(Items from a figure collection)

◆ ◆ ◆ ◆

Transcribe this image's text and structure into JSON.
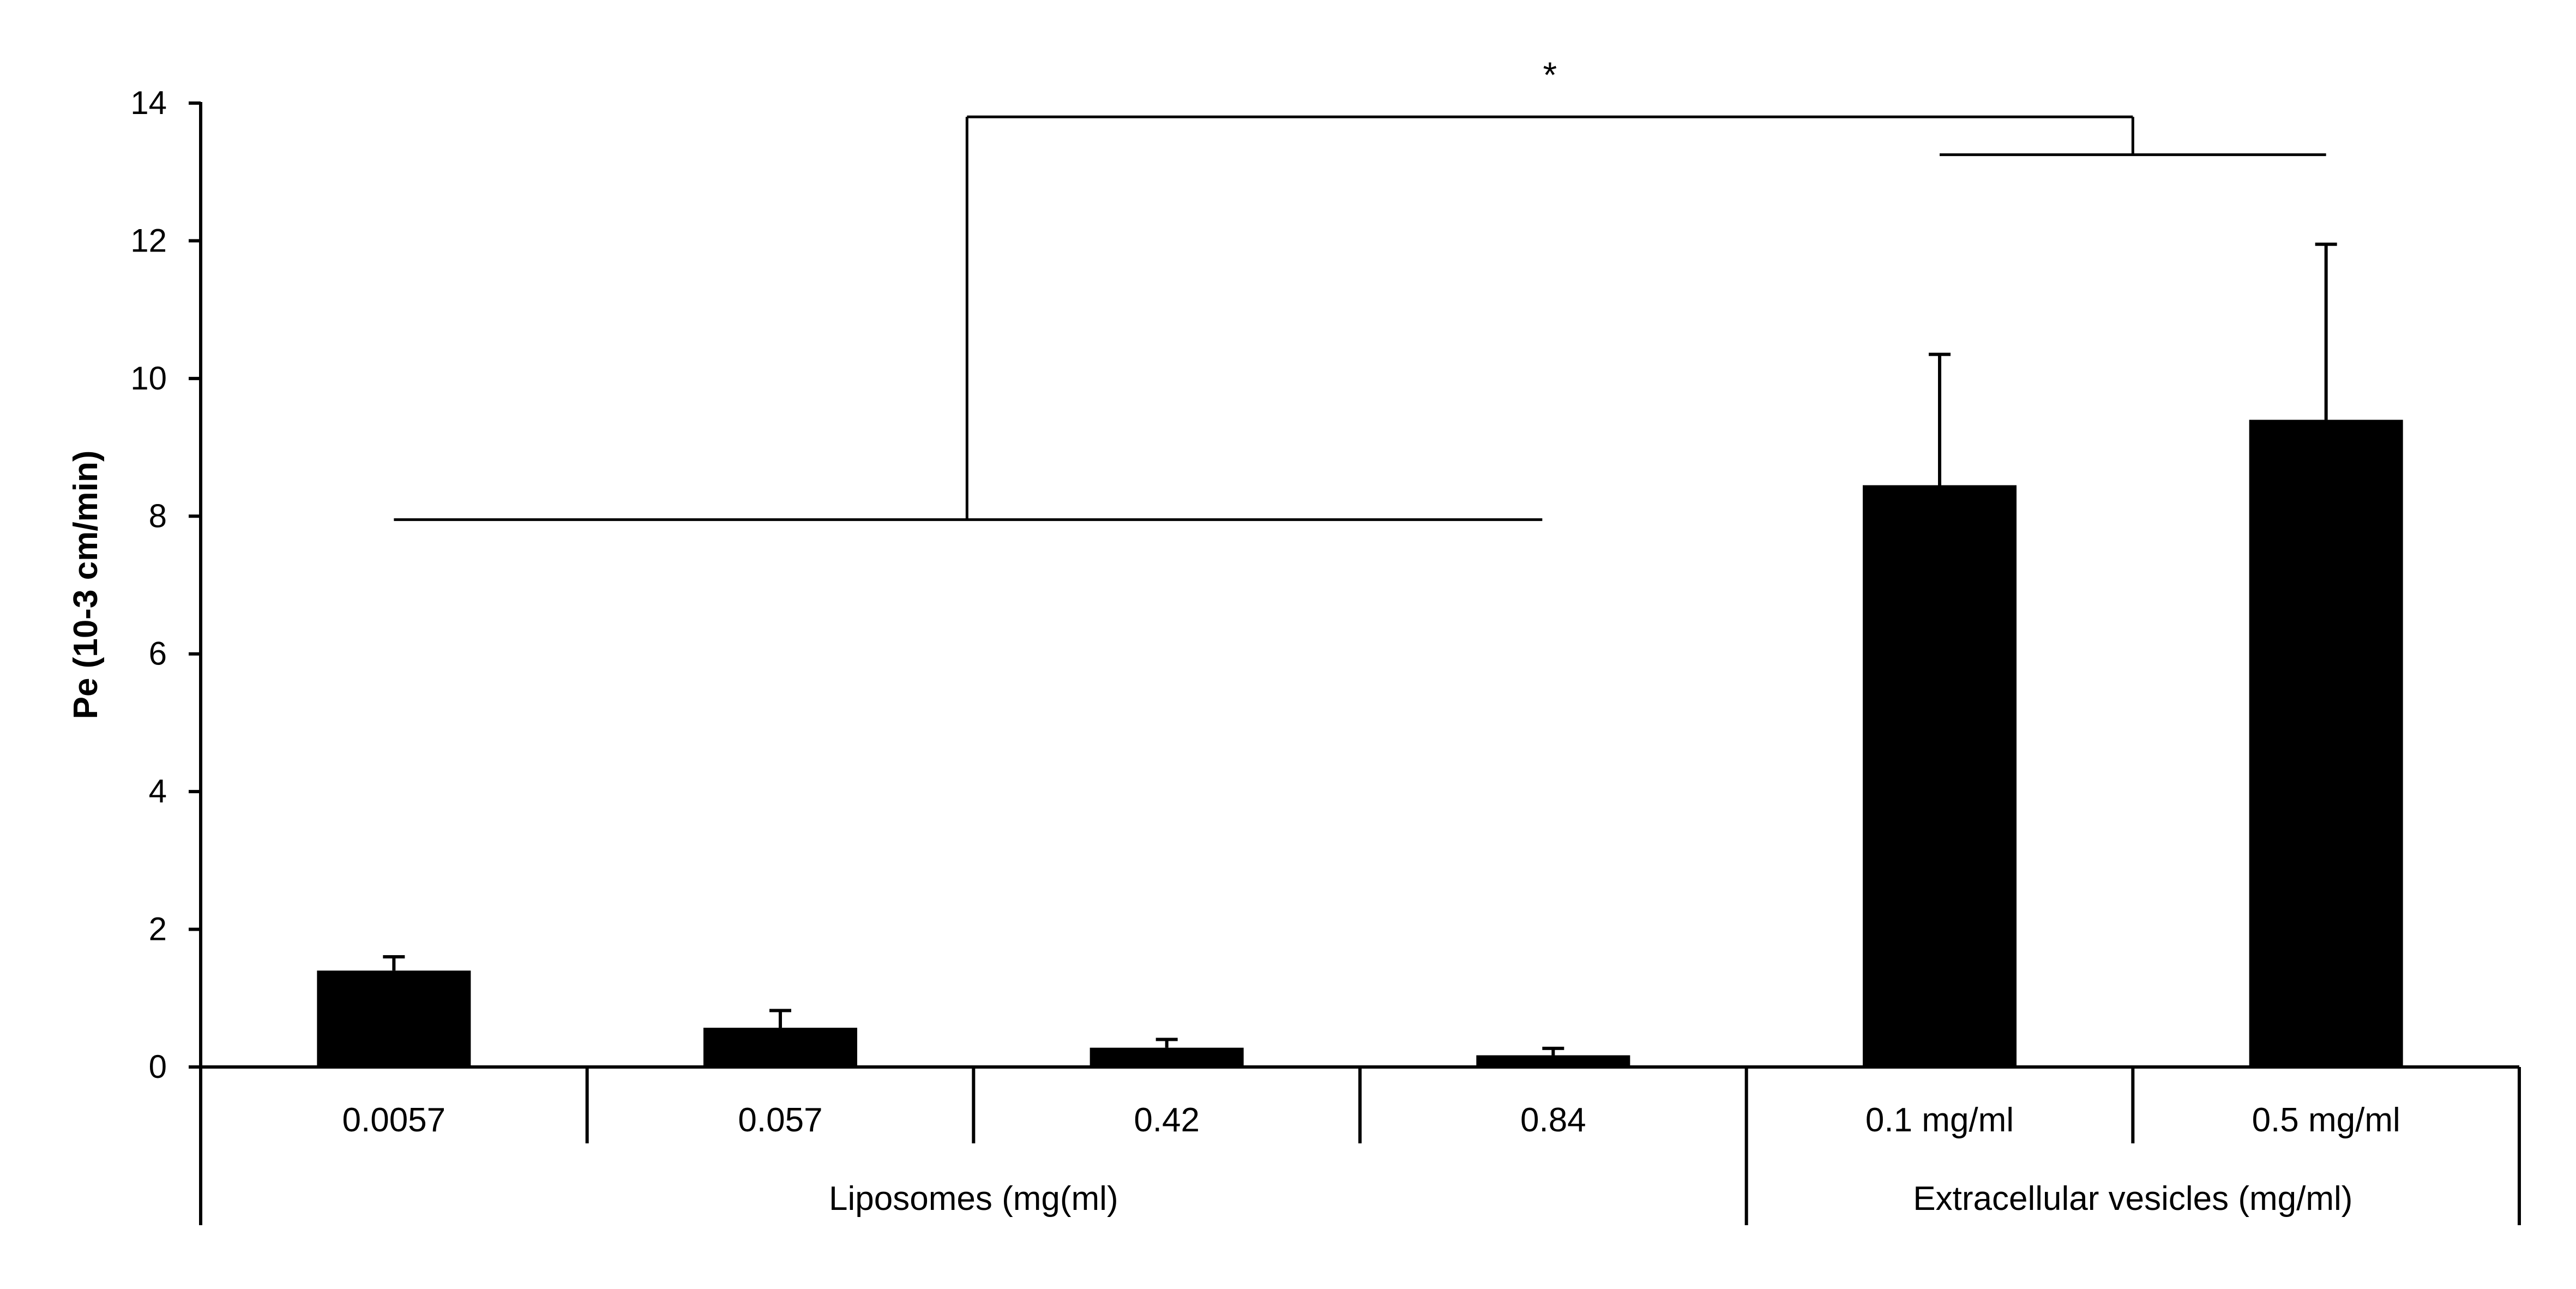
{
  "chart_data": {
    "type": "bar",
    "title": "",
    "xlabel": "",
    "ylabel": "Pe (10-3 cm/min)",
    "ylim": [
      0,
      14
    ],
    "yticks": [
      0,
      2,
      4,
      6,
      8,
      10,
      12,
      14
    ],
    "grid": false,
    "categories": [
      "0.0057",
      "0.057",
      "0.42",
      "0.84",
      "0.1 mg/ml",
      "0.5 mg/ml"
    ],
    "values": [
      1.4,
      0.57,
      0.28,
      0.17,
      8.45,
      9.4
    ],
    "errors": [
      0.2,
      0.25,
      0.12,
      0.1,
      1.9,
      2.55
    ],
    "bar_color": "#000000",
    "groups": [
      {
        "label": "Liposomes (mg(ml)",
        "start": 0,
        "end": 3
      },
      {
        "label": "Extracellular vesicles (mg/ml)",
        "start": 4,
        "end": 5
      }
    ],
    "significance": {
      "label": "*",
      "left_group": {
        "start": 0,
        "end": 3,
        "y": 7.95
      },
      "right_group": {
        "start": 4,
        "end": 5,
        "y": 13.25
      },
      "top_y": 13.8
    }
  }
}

◆ ◆ ◆ ◆

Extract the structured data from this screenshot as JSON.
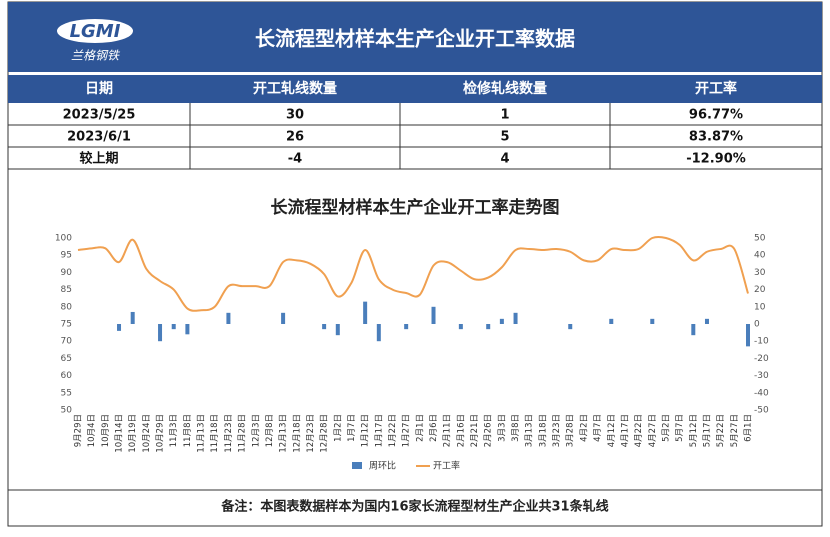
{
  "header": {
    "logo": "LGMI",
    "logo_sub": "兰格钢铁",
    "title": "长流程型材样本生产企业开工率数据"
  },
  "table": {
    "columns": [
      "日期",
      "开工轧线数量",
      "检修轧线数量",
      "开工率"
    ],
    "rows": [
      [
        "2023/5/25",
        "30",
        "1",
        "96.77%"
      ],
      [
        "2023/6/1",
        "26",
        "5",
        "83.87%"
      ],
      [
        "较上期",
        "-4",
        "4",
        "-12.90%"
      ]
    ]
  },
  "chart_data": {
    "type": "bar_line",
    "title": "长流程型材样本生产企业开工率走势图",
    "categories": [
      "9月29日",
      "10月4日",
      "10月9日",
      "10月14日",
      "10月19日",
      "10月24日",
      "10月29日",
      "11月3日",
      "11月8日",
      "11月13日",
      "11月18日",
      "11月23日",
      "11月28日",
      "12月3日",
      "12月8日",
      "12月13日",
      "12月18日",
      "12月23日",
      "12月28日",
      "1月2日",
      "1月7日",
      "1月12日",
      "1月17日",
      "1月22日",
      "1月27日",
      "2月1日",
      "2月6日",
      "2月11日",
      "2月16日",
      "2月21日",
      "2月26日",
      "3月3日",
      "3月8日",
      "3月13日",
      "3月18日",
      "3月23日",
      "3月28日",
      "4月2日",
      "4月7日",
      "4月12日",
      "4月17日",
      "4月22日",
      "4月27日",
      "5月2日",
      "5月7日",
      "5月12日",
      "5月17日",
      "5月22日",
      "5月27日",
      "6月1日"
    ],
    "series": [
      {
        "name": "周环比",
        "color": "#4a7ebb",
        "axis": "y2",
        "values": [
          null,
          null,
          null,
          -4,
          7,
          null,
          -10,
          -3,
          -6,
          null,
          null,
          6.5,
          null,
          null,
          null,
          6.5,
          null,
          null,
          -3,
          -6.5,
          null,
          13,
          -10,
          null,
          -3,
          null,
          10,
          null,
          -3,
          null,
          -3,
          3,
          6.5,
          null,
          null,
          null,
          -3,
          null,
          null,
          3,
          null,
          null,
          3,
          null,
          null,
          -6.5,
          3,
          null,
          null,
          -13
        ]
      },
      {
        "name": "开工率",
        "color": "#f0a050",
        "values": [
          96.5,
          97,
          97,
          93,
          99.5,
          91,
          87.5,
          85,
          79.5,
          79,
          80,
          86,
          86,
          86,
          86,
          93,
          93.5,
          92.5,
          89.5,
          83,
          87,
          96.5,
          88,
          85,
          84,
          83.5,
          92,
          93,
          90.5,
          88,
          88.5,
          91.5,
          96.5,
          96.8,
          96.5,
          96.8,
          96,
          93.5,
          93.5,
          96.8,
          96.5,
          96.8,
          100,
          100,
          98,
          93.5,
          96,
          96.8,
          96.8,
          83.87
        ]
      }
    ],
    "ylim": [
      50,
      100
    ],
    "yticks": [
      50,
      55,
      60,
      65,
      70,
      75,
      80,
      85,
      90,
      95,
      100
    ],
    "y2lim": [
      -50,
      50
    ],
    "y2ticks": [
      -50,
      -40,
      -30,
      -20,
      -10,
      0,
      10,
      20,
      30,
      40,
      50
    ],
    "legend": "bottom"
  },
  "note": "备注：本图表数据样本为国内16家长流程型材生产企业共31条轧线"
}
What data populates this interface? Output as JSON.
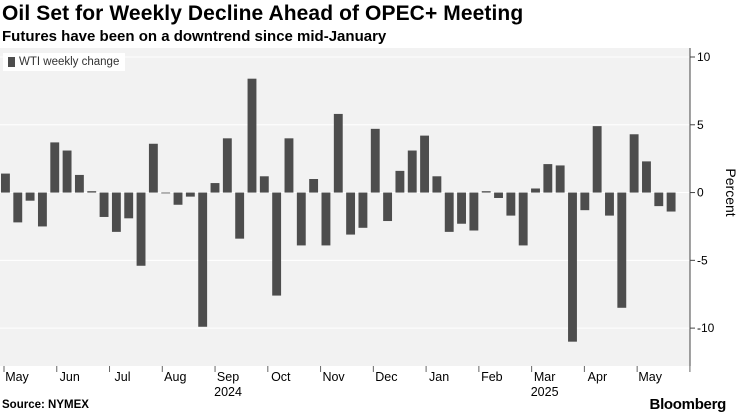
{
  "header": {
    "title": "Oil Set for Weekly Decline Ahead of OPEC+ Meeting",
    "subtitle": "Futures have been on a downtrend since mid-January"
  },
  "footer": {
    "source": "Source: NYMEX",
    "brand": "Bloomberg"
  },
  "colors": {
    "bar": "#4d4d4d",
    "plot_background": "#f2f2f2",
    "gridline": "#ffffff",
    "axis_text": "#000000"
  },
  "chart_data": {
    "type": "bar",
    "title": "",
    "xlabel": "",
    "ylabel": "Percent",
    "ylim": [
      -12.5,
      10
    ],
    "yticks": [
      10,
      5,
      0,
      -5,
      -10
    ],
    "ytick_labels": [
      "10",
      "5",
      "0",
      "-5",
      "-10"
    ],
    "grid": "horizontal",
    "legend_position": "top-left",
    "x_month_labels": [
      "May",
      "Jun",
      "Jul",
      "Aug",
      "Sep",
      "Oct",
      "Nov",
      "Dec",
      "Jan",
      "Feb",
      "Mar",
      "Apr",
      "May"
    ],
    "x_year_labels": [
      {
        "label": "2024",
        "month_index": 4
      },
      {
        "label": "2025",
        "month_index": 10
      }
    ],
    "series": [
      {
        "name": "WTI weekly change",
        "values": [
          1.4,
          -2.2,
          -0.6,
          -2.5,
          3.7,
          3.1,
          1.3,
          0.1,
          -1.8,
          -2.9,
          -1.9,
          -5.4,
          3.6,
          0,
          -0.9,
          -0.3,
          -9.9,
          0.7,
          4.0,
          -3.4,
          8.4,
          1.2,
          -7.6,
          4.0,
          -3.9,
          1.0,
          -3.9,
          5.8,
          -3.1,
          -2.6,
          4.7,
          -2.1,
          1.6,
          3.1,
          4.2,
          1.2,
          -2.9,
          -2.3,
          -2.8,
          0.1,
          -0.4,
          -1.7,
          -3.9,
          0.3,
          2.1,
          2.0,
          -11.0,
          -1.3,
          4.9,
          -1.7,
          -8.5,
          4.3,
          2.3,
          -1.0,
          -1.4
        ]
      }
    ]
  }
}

◆ ◆ ◆ ◆

• _Work to do_: List all lines where "this" occurs.

• _Written solution_:
Transcribe this image's text and structure into JSON.
Extract the structured data from this screenshot as JSON.
What data populates this interface? Output as JSON.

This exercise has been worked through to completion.